BRIEF >>
Report the number of lines where the string "Inventory" occurs, and write nothing else.

Data records

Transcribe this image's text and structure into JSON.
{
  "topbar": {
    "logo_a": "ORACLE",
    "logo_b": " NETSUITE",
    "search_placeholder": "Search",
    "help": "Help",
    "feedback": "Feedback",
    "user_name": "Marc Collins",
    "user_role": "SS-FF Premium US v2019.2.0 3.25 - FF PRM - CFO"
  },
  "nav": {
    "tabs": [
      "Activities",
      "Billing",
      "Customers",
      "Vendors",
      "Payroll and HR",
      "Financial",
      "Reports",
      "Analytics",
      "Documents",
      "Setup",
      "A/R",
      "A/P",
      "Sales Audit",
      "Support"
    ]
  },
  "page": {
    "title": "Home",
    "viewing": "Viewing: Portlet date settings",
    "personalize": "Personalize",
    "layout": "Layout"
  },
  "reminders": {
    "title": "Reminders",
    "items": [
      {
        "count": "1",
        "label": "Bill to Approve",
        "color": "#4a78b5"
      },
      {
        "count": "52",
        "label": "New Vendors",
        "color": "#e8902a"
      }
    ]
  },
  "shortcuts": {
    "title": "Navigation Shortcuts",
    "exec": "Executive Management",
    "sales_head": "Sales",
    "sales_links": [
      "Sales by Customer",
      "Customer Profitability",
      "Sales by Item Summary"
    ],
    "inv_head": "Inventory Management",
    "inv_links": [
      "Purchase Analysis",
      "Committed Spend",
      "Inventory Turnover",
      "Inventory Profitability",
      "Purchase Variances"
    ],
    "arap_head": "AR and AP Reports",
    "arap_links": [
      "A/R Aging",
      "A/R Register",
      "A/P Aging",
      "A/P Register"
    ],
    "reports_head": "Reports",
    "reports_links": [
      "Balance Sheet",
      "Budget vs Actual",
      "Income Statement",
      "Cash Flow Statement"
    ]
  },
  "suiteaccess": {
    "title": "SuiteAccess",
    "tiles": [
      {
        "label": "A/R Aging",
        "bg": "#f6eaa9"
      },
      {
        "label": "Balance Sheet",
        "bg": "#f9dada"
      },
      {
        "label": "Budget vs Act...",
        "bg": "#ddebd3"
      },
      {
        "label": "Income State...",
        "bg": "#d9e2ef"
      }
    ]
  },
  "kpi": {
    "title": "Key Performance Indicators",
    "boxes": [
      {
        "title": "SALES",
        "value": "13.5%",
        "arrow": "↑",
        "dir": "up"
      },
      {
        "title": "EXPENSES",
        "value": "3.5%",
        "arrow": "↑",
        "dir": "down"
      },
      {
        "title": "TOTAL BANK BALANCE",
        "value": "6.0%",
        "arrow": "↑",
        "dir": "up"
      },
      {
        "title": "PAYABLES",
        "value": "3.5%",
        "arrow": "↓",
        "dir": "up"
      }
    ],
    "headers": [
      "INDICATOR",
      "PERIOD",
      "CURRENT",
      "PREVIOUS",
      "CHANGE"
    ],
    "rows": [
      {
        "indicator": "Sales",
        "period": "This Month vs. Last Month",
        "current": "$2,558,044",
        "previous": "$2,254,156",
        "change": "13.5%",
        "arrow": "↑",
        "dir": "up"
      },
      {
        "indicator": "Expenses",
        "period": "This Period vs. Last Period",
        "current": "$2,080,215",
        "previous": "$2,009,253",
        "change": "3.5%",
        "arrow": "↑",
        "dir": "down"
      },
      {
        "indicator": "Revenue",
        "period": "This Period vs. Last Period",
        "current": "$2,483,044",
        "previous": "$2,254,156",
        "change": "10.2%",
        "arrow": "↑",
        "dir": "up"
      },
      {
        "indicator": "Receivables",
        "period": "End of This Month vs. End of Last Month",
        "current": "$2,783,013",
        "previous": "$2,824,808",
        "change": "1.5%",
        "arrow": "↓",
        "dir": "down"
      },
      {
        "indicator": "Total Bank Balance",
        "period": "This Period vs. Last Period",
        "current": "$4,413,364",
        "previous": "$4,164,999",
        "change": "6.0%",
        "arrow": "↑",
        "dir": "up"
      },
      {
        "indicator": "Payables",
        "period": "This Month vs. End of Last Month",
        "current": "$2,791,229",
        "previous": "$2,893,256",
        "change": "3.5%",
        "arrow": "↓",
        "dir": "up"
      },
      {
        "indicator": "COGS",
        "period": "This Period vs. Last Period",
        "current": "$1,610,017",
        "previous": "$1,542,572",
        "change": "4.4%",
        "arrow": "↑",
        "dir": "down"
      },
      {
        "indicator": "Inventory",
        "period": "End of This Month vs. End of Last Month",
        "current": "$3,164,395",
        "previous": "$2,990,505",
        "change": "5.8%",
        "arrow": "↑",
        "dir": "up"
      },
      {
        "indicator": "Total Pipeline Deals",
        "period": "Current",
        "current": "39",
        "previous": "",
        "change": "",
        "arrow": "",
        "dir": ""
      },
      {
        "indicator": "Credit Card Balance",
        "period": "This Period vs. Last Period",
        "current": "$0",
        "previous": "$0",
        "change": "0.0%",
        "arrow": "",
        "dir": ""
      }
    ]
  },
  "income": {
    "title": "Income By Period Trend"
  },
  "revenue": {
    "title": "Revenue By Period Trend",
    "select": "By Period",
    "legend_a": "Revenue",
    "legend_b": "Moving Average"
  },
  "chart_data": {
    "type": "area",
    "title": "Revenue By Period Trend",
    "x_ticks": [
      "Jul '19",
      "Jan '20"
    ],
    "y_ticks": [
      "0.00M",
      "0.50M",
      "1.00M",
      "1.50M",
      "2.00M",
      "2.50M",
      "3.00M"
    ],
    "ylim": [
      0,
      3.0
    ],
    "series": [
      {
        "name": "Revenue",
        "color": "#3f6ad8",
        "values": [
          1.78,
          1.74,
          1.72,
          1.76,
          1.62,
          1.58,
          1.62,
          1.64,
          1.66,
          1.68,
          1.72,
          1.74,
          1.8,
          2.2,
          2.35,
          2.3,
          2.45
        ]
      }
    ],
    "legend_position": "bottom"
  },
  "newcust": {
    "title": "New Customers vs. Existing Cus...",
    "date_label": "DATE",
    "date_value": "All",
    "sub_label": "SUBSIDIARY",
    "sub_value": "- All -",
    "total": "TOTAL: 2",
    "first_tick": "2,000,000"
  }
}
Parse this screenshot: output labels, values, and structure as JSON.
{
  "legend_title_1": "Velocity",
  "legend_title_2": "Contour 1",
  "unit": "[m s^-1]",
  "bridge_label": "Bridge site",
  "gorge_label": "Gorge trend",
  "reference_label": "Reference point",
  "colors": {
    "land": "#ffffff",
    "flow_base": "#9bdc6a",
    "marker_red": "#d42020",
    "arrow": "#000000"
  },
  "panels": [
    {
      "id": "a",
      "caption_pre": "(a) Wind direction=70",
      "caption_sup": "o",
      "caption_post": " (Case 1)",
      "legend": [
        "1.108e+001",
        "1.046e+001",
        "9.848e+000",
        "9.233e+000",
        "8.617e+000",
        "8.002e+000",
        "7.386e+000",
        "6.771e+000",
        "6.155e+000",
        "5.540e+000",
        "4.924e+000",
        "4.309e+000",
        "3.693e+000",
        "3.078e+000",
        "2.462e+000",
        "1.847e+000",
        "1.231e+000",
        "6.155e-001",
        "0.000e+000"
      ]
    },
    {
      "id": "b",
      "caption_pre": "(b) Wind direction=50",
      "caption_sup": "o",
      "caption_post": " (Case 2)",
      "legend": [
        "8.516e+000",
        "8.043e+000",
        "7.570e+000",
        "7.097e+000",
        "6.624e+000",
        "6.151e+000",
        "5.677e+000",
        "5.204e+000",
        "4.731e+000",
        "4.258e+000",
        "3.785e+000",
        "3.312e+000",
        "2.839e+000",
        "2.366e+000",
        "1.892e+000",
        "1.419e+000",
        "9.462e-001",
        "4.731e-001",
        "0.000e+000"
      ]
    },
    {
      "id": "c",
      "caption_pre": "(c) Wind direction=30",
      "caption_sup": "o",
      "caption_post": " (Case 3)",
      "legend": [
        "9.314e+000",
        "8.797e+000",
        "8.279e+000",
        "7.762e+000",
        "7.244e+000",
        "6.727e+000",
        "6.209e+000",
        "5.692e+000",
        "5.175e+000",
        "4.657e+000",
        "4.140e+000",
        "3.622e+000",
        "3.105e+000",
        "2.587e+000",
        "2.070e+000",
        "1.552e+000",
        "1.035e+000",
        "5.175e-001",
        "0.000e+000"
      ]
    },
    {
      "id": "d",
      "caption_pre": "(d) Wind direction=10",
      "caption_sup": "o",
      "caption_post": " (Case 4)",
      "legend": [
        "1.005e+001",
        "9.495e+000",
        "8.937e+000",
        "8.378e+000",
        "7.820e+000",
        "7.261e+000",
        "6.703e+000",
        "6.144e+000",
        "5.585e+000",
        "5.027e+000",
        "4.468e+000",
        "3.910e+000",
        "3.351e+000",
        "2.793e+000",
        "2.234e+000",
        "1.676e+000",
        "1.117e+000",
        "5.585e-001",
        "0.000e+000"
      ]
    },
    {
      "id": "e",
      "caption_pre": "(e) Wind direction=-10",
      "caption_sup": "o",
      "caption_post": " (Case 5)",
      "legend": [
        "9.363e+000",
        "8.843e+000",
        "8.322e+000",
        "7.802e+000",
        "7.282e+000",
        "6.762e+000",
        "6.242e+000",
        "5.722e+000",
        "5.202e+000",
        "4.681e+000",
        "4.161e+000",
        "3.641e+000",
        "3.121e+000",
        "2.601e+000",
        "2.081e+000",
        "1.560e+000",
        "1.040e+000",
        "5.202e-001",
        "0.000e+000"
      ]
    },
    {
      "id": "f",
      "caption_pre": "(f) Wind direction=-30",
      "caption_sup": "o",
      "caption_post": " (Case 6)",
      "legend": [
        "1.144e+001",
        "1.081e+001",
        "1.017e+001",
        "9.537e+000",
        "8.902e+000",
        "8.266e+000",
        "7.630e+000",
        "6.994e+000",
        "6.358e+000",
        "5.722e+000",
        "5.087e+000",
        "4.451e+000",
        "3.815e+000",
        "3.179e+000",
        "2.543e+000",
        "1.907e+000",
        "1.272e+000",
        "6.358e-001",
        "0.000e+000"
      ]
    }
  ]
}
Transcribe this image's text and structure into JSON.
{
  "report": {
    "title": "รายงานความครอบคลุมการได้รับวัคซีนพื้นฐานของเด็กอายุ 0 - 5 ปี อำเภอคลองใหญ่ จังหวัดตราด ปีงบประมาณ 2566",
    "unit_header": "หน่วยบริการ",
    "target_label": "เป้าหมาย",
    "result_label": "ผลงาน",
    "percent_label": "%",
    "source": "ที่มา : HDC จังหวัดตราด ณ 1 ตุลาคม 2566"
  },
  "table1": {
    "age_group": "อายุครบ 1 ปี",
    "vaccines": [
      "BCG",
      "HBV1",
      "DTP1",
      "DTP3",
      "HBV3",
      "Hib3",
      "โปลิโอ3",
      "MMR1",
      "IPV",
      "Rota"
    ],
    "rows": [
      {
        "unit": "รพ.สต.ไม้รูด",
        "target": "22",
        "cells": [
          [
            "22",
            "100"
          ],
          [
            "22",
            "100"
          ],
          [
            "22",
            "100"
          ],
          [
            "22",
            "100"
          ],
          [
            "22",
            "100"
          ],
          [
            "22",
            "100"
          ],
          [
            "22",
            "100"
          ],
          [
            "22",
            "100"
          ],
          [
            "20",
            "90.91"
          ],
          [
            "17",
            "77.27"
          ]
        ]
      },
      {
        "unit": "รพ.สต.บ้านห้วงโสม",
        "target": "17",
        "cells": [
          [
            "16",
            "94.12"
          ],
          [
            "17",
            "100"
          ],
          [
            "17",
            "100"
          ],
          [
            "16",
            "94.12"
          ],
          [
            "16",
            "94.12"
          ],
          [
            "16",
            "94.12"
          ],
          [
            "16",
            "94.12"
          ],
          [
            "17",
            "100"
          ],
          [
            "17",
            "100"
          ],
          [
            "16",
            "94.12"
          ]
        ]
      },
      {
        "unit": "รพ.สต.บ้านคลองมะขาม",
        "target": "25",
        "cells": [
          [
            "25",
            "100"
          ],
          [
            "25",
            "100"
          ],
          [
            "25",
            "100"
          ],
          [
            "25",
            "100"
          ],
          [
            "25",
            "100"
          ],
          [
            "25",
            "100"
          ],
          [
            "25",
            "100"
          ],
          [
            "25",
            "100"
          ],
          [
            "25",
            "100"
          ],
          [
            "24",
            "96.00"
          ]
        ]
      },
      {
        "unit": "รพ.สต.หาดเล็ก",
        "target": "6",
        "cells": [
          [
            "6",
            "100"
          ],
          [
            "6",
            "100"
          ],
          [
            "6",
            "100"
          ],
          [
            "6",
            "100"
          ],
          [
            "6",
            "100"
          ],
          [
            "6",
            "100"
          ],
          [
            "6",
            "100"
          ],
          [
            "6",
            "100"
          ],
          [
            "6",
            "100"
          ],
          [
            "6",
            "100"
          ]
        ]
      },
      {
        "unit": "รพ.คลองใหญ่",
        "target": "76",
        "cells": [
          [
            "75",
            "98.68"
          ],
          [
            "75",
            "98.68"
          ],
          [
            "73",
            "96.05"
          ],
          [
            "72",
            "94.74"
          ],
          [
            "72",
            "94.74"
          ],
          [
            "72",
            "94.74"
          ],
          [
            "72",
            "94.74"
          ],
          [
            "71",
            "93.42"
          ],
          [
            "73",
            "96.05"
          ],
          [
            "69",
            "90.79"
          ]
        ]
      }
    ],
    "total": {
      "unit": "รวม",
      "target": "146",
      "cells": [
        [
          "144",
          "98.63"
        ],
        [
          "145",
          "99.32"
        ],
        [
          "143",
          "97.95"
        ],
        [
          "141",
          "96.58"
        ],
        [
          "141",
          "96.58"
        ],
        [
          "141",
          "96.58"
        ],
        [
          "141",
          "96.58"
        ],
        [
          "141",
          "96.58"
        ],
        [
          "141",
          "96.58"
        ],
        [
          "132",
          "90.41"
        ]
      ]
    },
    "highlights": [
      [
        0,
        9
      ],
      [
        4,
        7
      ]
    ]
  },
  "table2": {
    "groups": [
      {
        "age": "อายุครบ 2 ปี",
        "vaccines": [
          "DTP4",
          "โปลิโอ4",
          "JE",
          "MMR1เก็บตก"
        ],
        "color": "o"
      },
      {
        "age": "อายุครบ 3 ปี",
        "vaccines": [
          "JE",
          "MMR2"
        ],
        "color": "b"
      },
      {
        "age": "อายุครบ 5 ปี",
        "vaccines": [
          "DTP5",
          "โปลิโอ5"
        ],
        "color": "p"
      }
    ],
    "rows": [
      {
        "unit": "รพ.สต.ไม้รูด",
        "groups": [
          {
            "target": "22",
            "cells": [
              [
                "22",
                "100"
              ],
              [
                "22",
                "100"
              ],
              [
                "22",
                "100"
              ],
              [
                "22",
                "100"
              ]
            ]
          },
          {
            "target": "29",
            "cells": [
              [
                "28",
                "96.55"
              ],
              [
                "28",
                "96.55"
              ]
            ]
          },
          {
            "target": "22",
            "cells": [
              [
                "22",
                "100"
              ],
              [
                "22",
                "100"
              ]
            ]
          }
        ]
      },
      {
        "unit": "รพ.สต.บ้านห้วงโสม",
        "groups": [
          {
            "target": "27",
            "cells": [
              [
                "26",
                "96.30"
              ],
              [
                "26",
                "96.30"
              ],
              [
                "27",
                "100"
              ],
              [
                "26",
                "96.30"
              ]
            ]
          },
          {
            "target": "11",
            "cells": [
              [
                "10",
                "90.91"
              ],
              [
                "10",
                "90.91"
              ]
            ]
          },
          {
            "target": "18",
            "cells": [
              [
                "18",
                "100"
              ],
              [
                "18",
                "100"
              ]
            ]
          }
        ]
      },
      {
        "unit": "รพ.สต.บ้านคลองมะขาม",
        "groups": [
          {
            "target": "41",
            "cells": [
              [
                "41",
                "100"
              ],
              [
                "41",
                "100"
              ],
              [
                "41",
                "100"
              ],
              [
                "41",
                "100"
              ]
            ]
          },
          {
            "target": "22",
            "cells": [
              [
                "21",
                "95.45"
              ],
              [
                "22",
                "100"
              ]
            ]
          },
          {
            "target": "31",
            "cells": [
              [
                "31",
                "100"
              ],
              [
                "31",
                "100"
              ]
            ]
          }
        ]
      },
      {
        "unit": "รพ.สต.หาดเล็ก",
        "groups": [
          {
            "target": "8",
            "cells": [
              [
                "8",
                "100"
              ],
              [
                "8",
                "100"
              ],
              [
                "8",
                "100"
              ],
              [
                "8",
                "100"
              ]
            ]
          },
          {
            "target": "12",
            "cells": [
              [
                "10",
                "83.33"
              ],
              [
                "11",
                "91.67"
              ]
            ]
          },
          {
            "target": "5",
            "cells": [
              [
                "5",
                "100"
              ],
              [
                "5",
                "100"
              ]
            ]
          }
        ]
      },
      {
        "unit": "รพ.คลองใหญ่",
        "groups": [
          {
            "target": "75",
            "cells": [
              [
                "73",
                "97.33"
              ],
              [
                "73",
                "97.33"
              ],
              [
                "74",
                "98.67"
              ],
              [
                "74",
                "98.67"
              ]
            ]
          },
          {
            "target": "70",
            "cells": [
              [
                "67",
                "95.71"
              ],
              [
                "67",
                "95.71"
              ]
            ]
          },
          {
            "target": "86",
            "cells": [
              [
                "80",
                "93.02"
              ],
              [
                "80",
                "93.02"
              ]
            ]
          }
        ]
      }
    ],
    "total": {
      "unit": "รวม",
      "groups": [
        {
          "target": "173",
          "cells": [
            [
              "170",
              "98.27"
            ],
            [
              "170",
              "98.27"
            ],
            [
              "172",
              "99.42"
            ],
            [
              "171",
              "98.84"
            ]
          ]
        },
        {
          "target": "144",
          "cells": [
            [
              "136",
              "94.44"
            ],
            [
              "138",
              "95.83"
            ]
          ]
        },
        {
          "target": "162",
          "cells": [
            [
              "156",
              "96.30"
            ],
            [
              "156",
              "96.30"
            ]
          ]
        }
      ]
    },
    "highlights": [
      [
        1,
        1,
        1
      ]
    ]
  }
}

CORRECT RESULT >>
4